> _WRITTEN TASK_:
Reproduce the listing below in full and without alteration, apart from its pictures.

**** RECORDED DATA ****

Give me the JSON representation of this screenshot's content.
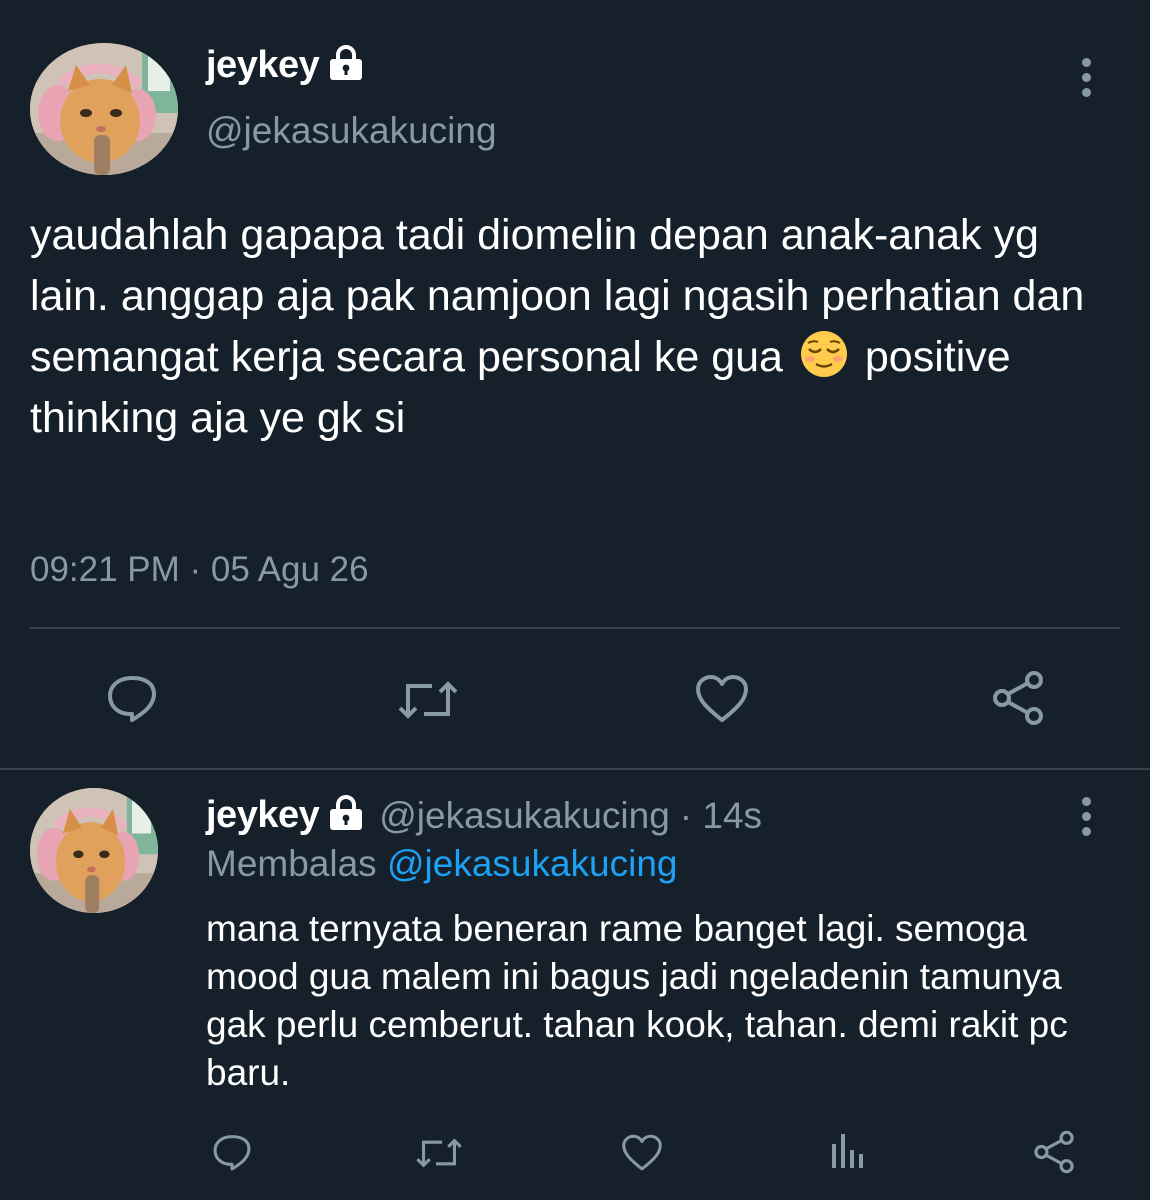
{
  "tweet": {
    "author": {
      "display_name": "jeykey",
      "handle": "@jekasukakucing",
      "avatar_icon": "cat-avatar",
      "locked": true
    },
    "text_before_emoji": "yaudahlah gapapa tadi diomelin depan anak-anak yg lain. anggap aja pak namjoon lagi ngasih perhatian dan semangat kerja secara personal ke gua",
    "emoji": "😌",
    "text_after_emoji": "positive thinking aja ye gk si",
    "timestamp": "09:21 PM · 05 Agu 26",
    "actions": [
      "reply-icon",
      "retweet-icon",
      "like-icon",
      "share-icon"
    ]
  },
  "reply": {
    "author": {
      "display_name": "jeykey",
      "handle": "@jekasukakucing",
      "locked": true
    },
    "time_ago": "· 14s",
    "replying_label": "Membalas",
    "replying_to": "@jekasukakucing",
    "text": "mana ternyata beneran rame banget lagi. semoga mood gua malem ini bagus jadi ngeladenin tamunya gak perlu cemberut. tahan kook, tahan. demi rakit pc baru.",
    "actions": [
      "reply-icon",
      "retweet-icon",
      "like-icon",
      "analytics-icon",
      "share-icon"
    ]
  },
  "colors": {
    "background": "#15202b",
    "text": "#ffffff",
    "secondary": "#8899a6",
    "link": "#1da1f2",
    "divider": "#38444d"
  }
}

****

> _SOLVED EXERCISE_:
Give me the JSON representation of this screenshot's content.
{
  "tweet": {
    "author": {
      "display_name": "jeykey",
      "handle": "@jekasukakucing",
      "avatar_icon": "cat-avatar",
      "locked": true
    },
    "text_before_emoji": "yaudahlah gapapa tadi diomelin depan anak-anak yg lain. anggap aja pak namjoon lagi ngasih perhatian dan semangat kerja secara personal ke gua",
    "emoji": "😌",
    "text_after_emoji": "positive thinking aja ye gk si",
    "timestamp": "09:21 PM · 05 Agu 26",
    "actions": [
      "reply-icon",
      "retweet-icon",
      "like-icon",
      "share-icon"
    ]
  },
  "reply": {
    "author": {
      "display_name": "jeykey",
      "handle": "@jekasukakucing",
      "locked": true
    },
    "time_ago": "· 14s",
    "replying_label": "Membalas",
    "replying_to": "@jekasukakucing",
    "text": "mana ternyata beneran rame banget lagi. semoga mood gua malem ini bagus jadi ngeladenin tamunya gak perlu cemberut. tahan kook, tahan. demi rakit pc baru.",
    "actions": [
      "reply-icon",
      "retweet-icon",
      "like-icon",
      "analytics-icon",
      "share-icon"
    ]
  },
  "colors": {
    "background": "#15202b",
    "text": "#ffffff",
    "secondary": "#8899a6",
    "link": "#1da1f2",
    "divider": "#38444d"
  }
}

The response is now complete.